Repeat back the whole page below about the album Effloresce, word for word.

* Document passage *
— Start —
Effloresce is the debut studio album by British progressive/alternative rock band Oceansize. It was released on 29 September 2003. The record garnered considerable praise from critics.

Track listing
All songs written by Oceansize.

 "I Am the Morning" – 4:18
 "Catalyst" – 6:40
 "One Day All This Could Be Yours" – 4:19
 "Massive Bereavement" – 9:59
 "Rinsed" – 3:58
 "You Wish" – 6:00
 "Remember Where You Are" – 5:22
 "Amputee" – 5:32
 "Unravel" – 2:50
 "Women Who Love Men Who Love Drugs" – 8:30
 "Saturday Morning Breakfast Show" – 9:04
 "Long Forgotten" – 8:57

Trivia
The band chose the name Effloresce at random from a dictionary. Original titles for the album included Career and Mine Host, the latter of which is the name of a song on the band's next full-length album, Everyone Into Position.
The title of "Massive Bereavement" is a reference to The Day Today, where it is the name of a horse.
The piano line playing on Track 9, "Unravel," is an excerpt of the second piece, Le Gibet, from Maurice Ravel's Gaspard de la Nuit.
— End —
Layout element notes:
— Start —
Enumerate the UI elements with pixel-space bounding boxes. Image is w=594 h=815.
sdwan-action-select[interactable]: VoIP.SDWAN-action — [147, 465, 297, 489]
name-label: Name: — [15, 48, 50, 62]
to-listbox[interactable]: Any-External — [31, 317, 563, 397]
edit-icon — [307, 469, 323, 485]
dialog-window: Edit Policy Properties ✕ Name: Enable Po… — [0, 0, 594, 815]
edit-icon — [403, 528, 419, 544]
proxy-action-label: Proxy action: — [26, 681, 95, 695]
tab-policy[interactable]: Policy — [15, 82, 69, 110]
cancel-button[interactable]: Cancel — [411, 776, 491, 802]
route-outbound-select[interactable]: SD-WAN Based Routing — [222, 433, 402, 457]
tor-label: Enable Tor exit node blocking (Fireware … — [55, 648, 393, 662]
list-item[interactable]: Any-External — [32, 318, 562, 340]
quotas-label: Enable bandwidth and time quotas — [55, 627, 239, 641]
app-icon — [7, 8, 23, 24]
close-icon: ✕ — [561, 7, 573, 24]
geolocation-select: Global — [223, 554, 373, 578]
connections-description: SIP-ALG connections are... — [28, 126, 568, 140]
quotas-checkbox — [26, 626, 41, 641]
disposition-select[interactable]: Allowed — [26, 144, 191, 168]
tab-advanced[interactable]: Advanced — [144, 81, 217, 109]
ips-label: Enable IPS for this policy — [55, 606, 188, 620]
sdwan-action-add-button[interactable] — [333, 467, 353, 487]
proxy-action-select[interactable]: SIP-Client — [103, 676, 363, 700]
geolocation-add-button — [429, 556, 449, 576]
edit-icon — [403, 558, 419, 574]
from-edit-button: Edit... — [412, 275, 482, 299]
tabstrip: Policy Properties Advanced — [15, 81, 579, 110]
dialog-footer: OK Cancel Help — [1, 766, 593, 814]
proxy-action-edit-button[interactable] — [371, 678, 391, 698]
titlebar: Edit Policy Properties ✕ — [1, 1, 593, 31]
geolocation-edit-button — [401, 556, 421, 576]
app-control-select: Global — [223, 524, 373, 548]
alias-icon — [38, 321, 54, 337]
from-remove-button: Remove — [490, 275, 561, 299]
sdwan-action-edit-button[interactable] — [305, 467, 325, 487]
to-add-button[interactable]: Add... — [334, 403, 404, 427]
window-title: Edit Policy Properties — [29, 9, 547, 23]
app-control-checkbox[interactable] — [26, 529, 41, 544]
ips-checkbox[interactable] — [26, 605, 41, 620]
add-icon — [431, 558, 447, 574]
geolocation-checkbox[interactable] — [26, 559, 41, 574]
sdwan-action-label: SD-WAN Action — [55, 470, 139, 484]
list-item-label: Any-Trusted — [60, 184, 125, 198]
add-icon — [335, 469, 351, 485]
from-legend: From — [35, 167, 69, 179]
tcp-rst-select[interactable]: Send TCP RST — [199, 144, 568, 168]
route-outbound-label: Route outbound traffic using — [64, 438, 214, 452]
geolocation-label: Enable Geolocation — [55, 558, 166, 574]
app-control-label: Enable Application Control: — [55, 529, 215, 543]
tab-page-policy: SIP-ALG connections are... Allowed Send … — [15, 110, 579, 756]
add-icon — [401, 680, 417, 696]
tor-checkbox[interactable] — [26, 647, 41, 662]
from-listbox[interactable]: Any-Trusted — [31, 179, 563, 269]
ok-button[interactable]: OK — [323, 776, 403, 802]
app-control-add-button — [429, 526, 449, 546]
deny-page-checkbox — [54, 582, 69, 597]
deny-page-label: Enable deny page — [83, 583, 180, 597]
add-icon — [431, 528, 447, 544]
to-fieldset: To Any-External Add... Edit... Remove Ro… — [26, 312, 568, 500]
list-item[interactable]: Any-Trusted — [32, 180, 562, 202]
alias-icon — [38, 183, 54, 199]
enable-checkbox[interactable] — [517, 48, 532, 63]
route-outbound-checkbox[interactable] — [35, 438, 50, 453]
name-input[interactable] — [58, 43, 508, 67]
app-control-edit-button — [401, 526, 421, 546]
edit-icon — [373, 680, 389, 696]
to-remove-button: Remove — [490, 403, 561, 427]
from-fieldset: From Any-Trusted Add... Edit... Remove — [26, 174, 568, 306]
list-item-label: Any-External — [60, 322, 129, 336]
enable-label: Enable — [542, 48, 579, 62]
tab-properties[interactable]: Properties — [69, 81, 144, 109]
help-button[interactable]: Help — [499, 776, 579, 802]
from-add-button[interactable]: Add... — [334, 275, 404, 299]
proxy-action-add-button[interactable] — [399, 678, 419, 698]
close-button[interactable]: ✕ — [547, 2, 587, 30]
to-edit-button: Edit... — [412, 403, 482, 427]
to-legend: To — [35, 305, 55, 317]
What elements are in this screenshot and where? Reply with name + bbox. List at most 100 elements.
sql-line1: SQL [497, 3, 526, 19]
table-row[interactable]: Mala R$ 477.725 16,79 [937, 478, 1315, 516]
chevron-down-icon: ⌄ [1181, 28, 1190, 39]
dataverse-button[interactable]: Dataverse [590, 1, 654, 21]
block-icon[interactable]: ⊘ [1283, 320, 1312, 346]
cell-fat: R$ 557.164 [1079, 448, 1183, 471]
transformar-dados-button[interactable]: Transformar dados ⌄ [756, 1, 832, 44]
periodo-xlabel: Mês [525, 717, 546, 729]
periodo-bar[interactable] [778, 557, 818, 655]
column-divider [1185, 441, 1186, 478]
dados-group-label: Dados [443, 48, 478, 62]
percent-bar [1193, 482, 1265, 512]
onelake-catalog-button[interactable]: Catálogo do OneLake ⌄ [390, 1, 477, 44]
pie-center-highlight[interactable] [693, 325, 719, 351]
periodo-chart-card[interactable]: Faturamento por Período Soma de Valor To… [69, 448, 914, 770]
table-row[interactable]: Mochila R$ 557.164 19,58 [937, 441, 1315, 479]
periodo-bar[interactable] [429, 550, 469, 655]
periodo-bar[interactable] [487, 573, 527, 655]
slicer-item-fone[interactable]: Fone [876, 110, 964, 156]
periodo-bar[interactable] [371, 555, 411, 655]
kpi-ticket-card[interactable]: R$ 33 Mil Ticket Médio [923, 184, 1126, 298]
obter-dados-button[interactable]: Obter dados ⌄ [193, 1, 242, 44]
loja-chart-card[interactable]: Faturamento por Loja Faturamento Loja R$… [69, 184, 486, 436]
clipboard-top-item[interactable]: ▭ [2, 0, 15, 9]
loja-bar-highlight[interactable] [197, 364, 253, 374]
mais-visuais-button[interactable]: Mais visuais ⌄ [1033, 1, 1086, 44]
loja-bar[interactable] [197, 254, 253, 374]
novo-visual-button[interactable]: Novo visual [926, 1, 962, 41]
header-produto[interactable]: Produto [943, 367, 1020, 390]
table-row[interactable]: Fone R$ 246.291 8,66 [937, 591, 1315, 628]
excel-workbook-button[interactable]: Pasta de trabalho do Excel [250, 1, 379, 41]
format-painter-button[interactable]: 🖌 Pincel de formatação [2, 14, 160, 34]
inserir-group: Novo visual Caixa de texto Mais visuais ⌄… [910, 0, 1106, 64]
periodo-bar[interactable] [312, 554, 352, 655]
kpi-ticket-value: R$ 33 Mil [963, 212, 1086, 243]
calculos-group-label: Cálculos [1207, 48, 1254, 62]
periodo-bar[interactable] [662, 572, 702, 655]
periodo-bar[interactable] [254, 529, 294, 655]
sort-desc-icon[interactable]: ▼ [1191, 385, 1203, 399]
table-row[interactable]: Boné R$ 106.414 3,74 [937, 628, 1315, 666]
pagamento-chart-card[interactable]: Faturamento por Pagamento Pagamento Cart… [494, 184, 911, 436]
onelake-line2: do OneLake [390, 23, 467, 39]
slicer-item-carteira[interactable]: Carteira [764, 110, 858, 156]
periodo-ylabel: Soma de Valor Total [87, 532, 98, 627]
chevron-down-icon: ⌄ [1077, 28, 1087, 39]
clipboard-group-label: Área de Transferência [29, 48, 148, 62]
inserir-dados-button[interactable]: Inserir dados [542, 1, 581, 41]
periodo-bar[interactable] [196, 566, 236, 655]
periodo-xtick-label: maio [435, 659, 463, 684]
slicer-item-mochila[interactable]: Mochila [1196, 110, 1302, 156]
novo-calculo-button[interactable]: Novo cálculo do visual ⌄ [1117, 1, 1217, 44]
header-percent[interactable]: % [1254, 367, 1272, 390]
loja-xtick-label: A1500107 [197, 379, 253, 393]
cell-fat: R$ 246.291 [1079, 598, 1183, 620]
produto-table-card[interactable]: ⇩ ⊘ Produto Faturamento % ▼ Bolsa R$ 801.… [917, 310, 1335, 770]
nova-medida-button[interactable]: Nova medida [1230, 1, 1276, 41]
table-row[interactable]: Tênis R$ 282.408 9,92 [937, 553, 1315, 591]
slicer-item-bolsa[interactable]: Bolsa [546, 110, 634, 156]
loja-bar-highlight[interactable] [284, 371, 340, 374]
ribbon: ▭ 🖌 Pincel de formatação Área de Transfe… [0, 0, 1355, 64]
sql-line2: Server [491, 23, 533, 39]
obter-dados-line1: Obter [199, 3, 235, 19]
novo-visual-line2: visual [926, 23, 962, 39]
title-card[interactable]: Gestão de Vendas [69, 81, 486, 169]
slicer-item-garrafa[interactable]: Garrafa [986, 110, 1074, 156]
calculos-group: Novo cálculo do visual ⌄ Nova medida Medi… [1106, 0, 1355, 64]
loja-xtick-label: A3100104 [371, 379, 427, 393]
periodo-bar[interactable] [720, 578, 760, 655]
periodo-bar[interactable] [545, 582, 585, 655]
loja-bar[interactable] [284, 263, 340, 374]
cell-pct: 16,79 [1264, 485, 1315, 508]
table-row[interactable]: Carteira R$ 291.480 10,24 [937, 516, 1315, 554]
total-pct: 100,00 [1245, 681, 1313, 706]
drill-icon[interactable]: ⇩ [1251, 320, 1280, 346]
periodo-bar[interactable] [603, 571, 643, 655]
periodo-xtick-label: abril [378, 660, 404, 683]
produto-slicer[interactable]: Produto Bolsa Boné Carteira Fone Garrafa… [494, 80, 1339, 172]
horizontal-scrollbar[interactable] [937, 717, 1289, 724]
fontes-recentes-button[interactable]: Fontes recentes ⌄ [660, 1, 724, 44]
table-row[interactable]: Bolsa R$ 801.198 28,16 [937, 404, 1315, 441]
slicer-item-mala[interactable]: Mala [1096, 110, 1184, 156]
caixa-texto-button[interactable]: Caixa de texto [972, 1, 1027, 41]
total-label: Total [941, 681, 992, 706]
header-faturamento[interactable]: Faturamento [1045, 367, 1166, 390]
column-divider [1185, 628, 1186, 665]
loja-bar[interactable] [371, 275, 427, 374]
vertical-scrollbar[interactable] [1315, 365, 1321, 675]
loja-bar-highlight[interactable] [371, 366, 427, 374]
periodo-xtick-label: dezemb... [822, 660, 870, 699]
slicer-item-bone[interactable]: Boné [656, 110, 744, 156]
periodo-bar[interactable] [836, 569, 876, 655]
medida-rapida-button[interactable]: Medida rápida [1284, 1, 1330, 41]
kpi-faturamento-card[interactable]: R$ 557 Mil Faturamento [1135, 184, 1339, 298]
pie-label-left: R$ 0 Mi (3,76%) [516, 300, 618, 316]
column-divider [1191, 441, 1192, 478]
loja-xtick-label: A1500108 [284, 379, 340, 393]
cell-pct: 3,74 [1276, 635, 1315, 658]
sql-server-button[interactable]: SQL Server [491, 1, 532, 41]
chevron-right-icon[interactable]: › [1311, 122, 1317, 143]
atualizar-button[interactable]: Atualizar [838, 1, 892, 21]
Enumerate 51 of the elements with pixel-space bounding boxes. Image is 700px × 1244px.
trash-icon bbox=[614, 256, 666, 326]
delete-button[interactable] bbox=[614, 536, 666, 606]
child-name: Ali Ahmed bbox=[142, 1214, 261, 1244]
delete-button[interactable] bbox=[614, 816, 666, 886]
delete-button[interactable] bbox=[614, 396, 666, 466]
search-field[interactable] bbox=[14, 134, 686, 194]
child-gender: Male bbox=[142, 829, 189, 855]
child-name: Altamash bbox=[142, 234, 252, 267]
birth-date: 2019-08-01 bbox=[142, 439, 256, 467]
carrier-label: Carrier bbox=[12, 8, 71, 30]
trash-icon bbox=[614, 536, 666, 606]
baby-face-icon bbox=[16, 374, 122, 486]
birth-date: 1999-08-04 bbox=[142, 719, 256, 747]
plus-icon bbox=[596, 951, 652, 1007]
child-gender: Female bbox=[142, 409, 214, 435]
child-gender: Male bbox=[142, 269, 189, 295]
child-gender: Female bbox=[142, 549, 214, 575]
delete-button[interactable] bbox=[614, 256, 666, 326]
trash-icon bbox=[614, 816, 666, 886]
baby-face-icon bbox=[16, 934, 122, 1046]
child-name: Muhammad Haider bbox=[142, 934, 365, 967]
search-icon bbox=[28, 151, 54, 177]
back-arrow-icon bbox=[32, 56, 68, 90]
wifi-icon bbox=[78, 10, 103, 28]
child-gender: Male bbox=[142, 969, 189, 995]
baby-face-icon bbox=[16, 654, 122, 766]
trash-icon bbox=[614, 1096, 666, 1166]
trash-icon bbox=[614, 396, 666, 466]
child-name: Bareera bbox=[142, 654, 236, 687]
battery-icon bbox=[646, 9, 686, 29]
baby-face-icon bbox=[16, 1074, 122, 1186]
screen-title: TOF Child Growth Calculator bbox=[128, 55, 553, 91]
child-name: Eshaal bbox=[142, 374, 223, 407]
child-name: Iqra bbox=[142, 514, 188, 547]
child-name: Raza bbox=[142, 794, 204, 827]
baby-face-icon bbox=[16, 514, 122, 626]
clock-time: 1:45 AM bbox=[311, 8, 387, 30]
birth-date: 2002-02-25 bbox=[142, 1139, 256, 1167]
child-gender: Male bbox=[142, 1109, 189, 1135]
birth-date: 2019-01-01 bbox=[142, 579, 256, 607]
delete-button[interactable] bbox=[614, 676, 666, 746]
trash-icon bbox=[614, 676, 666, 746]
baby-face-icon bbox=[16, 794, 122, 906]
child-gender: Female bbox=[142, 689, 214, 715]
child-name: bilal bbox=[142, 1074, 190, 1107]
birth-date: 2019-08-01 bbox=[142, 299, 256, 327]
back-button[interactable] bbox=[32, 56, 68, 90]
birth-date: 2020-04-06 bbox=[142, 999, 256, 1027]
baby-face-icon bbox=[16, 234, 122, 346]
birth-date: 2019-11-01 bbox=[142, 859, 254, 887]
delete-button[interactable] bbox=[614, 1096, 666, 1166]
— End —
* Task output *
Effloresce is the debut studio album by British progressive/alternative rock band Oceansize. It was released on 29 September 2003. The record garnered considerable praise from critics.

Track listing
All songs written by Oceansize.

 "I Am the Morning" – 4:18
 "Catalyst" – 6:40
 "One Day All This Could Be Yours" – 4:19
 "Massive Bereavement" – 9:59
 "Rinsed" – 3:58
 "You Wish" – 6:00
 "Remember Where You Are" – 5:22
 "Amputee" – 5:32
 "Unravel" – 2:50
 "Women Who Love Men Who Love Drugs" – 8:30
 "Saturday Morning Breakfast Show" – 9:04
 "Long Forgotten" – 8:57

Trivia
The band chose the name Effloresce at random from a dictionary. Original titles for the album included Career and Mine Host, the latter of which is the name of a song on the band's next full-length album, Everyone Into Position.
The title of "Massive Bereavement" is a reference to The Day Today, where it is the name of a horse.
The piano line playing on Track 9, "Unravel," is an excerpt of the second piece, Le Gibet, from Maurice Ravel's Gaspard de la Nuit.